GIVEN TASK: Pick out each line of the records in which the word "Cute" appears.

======== INPUT MATERIAL ========

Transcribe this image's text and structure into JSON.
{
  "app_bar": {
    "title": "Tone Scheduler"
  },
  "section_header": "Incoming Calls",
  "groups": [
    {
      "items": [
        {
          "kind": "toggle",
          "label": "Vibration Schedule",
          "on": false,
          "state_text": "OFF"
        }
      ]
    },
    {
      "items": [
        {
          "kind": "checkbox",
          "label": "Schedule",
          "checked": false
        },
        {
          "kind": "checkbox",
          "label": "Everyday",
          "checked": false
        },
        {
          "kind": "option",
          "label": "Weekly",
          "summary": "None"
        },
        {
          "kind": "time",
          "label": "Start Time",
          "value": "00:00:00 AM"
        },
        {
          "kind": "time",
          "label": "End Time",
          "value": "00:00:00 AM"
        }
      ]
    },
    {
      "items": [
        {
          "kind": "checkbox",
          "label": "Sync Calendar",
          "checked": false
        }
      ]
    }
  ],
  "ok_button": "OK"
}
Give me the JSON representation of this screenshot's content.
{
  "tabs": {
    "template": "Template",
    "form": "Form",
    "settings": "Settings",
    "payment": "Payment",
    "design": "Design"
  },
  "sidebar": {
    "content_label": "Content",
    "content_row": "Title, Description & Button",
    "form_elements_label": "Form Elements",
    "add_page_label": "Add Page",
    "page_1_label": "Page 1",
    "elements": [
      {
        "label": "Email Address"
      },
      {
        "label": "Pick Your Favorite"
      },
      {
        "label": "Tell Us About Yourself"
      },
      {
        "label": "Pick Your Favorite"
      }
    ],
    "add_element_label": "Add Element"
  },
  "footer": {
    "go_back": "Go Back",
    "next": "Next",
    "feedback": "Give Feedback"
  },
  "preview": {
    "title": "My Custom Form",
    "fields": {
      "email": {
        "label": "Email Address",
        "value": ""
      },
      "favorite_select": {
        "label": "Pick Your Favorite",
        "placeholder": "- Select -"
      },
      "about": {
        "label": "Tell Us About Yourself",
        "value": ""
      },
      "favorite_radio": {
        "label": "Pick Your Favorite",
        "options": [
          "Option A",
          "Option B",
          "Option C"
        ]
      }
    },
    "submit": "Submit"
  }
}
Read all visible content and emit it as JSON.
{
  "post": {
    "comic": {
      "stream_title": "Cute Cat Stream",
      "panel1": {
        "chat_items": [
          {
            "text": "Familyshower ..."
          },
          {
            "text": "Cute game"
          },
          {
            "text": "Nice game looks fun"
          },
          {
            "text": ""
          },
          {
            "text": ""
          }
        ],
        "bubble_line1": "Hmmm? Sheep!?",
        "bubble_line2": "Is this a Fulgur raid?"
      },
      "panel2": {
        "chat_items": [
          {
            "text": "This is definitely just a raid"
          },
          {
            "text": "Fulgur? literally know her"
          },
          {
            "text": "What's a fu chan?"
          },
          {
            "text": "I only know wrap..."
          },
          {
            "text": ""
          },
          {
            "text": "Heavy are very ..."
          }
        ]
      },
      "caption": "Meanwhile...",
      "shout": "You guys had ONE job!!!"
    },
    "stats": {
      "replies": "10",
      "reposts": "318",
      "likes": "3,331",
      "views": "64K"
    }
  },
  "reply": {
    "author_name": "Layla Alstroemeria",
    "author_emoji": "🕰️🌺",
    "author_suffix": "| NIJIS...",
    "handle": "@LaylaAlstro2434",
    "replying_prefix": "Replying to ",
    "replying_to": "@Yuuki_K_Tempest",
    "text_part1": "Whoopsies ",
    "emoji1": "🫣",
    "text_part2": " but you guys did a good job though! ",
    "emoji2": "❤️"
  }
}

========

EXPECTED ANSWER:
      "stream_title": "Cute Cat Stream",
            "text": "Cute game"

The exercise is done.